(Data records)
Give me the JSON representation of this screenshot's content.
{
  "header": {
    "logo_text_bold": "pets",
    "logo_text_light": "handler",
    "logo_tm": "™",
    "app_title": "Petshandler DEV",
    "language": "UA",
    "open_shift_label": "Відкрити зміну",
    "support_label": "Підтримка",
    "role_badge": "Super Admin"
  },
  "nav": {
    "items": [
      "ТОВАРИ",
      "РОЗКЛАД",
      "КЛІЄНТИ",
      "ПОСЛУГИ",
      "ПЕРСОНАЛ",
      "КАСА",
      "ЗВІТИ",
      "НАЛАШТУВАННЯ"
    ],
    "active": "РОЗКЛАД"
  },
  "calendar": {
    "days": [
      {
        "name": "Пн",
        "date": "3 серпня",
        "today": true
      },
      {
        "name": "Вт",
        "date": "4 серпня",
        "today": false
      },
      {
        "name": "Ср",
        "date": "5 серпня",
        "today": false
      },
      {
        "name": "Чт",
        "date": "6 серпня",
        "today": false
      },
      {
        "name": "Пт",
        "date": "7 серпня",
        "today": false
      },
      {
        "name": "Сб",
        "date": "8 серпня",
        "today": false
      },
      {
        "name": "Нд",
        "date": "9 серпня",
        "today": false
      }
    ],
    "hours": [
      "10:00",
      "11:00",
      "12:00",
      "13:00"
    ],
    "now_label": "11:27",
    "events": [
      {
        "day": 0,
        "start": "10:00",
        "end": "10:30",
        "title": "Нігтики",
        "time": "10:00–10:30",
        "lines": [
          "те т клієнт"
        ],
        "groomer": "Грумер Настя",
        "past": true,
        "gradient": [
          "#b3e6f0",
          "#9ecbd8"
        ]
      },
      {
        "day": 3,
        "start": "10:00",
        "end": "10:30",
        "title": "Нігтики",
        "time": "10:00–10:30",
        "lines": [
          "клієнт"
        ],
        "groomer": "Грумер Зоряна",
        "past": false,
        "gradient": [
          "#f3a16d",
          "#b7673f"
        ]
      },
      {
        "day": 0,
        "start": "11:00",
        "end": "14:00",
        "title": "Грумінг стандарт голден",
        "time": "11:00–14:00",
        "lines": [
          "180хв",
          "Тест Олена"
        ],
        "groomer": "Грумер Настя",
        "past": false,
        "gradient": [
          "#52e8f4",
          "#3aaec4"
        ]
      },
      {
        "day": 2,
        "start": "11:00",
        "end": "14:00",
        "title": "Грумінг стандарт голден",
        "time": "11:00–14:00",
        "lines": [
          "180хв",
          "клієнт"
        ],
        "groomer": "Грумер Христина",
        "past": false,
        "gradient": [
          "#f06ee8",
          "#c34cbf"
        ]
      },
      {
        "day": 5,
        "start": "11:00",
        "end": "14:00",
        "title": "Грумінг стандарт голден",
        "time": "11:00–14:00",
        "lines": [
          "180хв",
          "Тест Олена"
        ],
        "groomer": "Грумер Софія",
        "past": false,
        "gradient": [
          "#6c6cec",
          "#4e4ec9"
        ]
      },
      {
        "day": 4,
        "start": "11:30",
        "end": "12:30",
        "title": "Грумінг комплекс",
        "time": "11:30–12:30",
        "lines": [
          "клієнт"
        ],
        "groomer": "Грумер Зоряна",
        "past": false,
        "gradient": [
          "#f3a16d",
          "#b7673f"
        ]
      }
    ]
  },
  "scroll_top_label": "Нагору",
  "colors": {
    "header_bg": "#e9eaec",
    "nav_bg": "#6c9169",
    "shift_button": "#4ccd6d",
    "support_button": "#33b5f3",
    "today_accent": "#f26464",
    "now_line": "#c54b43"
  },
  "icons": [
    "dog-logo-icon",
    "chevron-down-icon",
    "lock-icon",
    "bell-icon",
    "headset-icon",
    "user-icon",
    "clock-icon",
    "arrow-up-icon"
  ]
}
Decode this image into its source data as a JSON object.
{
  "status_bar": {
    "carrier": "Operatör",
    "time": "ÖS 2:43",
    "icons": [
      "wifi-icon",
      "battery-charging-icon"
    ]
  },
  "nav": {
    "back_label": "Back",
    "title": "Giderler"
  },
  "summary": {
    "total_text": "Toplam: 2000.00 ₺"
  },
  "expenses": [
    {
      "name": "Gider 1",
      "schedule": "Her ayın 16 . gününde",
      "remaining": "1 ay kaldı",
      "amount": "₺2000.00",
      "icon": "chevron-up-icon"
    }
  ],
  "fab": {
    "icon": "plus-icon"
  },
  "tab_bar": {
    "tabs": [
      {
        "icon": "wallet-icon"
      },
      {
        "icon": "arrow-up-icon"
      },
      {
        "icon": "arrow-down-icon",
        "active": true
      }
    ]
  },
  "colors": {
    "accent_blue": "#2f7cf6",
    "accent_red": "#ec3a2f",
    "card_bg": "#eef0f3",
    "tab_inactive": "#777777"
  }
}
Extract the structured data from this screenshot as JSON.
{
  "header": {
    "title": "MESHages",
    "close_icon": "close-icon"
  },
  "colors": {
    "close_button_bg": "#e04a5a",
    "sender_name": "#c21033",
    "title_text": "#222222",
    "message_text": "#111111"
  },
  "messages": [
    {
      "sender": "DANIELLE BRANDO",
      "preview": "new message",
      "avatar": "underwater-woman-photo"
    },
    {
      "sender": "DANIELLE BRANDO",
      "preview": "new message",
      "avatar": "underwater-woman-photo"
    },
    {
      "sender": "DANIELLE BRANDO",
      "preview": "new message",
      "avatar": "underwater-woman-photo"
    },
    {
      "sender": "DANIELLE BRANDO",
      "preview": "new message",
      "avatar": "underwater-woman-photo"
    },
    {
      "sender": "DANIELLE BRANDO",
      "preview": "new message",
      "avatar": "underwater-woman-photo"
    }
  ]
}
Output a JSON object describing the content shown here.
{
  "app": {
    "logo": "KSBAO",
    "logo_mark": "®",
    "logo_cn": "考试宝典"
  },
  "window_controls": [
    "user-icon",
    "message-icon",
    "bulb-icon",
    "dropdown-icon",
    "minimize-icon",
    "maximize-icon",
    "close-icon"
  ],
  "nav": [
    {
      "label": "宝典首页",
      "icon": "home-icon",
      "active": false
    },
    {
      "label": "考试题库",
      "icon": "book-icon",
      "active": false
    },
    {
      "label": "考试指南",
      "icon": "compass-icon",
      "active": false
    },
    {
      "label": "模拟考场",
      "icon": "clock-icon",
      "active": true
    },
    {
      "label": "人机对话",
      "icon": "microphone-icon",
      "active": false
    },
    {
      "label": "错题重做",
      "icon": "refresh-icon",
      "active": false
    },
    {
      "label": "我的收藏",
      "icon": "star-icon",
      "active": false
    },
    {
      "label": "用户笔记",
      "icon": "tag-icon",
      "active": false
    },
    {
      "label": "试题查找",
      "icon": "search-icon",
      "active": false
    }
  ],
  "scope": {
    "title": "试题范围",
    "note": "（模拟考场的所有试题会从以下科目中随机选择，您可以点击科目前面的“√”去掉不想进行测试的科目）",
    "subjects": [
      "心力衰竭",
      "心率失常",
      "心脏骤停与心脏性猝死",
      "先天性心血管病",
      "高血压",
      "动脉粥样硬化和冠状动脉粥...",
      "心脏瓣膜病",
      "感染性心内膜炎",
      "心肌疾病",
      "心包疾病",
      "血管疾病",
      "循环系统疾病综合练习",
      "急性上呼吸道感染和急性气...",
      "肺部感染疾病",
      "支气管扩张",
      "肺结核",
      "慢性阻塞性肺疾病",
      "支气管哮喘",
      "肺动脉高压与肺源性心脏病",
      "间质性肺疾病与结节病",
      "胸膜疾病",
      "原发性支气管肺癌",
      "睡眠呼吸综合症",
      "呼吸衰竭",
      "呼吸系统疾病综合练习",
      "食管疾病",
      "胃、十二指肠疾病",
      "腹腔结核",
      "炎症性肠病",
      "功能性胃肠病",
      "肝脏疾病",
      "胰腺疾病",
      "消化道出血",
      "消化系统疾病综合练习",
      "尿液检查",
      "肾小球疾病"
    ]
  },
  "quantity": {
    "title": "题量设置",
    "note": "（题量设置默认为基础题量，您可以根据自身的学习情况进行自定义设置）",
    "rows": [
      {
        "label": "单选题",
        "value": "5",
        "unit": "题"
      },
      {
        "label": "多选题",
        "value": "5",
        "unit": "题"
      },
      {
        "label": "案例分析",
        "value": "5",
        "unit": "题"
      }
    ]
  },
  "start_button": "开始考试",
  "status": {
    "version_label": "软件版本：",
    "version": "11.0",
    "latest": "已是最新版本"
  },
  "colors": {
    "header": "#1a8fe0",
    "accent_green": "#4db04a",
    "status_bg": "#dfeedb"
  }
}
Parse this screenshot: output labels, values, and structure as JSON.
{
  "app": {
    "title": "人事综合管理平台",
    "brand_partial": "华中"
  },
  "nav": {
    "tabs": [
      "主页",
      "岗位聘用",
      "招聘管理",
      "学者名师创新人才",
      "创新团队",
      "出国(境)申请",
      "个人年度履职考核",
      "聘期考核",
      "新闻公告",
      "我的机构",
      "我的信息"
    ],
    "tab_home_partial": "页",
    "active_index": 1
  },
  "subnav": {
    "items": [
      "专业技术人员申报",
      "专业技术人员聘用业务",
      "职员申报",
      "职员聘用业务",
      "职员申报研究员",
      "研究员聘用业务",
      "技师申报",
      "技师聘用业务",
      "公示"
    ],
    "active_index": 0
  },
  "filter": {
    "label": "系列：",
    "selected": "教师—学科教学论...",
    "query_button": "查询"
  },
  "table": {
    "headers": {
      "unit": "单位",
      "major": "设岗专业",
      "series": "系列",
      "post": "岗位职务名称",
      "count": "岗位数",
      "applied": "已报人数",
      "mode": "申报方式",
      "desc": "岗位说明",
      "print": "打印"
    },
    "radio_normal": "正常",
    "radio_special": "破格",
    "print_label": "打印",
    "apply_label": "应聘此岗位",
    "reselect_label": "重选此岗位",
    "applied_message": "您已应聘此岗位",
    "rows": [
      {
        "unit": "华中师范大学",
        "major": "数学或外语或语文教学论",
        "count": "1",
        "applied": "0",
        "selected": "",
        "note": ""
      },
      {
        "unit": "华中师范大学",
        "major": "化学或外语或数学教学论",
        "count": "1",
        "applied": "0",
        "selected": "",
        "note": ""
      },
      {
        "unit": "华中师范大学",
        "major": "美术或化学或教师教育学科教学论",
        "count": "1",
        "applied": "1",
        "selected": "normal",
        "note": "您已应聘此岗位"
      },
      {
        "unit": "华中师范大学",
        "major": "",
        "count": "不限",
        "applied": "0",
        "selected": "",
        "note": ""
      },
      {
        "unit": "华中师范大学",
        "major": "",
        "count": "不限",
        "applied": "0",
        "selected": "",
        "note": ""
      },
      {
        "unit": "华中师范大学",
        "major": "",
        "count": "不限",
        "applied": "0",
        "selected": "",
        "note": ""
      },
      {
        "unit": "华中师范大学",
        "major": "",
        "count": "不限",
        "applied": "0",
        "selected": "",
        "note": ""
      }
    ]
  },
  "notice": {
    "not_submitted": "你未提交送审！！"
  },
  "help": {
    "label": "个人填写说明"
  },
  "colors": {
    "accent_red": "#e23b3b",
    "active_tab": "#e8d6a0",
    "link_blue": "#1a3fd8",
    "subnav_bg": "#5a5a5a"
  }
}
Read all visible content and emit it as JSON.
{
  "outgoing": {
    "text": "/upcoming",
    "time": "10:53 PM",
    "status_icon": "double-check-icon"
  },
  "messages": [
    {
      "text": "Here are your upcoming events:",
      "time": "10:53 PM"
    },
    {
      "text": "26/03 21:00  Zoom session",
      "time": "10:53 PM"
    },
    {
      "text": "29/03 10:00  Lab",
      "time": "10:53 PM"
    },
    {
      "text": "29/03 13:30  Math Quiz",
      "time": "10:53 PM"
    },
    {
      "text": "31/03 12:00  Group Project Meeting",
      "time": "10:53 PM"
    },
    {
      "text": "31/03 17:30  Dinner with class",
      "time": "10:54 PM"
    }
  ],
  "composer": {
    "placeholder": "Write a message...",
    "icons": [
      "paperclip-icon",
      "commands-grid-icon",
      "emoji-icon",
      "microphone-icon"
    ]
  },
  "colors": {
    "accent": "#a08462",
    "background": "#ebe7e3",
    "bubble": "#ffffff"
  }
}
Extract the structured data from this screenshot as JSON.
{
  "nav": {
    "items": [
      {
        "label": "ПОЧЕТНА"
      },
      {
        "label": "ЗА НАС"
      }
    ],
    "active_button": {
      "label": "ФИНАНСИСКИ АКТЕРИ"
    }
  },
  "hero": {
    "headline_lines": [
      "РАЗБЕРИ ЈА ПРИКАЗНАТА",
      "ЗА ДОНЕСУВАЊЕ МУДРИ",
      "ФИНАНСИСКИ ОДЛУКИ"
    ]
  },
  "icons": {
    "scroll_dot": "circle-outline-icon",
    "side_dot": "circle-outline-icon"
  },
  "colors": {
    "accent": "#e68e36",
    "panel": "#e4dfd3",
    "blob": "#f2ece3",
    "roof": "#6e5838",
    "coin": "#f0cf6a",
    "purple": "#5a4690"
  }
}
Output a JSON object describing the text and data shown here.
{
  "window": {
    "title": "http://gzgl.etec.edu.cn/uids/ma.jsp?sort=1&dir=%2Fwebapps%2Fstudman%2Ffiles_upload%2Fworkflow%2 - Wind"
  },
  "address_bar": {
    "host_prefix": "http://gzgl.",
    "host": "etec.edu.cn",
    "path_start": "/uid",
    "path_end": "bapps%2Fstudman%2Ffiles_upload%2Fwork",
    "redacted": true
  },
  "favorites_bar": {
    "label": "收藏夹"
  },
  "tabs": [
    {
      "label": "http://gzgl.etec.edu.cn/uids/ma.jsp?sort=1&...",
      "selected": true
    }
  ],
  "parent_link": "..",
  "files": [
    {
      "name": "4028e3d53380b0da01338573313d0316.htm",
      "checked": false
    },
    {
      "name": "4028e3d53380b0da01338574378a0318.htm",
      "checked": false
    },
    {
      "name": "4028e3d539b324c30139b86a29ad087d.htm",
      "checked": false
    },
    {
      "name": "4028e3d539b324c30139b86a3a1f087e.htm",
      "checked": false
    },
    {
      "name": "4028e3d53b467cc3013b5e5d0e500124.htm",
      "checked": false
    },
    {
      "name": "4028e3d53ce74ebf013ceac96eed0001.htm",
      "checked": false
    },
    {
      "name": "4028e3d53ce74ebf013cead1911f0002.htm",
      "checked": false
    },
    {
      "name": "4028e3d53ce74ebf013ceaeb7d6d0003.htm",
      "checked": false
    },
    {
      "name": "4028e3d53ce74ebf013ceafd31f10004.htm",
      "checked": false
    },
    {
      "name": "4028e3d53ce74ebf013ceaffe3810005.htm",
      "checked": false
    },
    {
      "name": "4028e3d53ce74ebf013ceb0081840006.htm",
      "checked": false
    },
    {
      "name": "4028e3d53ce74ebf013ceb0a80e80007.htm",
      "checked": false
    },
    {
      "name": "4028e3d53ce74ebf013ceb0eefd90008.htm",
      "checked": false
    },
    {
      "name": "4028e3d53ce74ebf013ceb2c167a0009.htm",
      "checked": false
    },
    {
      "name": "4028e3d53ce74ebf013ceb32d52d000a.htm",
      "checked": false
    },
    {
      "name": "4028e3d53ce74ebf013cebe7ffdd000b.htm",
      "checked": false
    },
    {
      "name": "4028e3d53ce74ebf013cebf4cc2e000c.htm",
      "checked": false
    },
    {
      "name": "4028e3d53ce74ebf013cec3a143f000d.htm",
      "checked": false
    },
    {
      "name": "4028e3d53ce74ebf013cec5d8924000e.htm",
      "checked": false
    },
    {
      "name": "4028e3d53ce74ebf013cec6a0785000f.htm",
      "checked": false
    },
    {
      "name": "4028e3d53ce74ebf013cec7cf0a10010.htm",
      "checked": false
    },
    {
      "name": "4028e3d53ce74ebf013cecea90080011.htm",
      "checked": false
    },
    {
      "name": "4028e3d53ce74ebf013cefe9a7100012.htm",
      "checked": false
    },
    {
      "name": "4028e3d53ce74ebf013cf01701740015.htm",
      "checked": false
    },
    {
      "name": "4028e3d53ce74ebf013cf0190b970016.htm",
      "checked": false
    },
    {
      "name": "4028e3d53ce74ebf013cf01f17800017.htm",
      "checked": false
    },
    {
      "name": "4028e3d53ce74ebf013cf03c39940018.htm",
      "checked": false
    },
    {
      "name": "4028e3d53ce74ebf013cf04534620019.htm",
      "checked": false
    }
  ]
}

_YOUR OBJECTIVE:_
Search the entries for the word "gzgl" and gather every line where it appears.

_TASK OUTPUT:_
    "title": "http://gzgl.etec.edu.cn/uids/ma.jsp?sort=1&dir=%2Fwebapps%2Fstudman%2Ffiles_upload%2Fworkflow%2 - Wind"
    "host_prefix": "http://gzgl.",
      "label": "http://gzgl.etec.edu.cn/uids/ma.jsp?sort=1&...",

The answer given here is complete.